ACTIVITIES:
1. In the post about PEA, what does the cardiac monitor confirm once the patient is attached to it?
2. Please continue the post about PEA from where it stops.

Question about PEA

  1. 0
    This question is from the ACLS provider manual. In case you don't have the manual I will write the question out. You have to have the ECC guidelines 2000 manual to get the answers to these questions and I don't have that manual. I'm going over case 4 PEA and I'm not sure what the right answer is for this question.

    Thanks

    You are called to the ED to assist in the attempted resuscitation of a patient in pulseless cardiac arrest from unknown causes. When the patient arrives in the ED, chest compressions are being performed, and the patient is receiving ventilations through a tracheal tube placed by EMS personnel in the field. The patient is transferred to a gurney; you confirm that chest compressions are producing palpable femoral pulses, but no pulses are palpable between administered compressions. The patient is attached to a cardiac monitor that confirms the presence of organized QRS complexes. What is the first thing you should assess in an attempt to identify a reversible cause of cardiac arrest in this patient?

SOURCE MATERIAL:

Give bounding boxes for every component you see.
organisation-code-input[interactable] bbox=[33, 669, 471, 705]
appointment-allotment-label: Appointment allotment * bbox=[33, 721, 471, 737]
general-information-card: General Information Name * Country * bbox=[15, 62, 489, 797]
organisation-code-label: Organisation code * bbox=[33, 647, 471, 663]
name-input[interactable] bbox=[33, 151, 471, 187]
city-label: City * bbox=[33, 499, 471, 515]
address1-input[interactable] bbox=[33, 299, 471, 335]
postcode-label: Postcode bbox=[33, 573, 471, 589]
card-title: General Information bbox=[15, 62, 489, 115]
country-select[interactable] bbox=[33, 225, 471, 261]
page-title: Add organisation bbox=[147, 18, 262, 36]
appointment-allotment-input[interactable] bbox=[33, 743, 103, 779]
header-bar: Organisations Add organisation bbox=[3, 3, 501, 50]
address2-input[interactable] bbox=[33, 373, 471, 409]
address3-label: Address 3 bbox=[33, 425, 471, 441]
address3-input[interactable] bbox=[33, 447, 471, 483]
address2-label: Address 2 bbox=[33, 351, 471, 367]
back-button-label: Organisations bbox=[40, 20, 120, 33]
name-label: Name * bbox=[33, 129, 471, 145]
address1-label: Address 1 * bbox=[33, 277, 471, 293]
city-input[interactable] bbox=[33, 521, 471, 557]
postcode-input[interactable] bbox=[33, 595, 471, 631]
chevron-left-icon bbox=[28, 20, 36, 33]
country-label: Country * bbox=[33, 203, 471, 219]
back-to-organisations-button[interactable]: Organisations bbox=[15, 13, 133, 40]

EXPECTED OUTPUTS:
1. It confirms the presence of organized QRS complexes.

2.
    A. check tracheal tube placement with primary and secondary techniques and evaluate breath sounds to rule out tension pneumothorax

    B. check arterial blood gases

    C. check serum electrolytes to rule out imbalances

    D. obtain a serum sample to identify drug overdose


    if anyone has the ECC guidelines 2000 it says the answers will be on page 151.

    My first guess for the FIRST thing you would do would be A, but I'm not sure if that's the answer or not. I have no way of knowing unless one of you can tell me.

    Thanks!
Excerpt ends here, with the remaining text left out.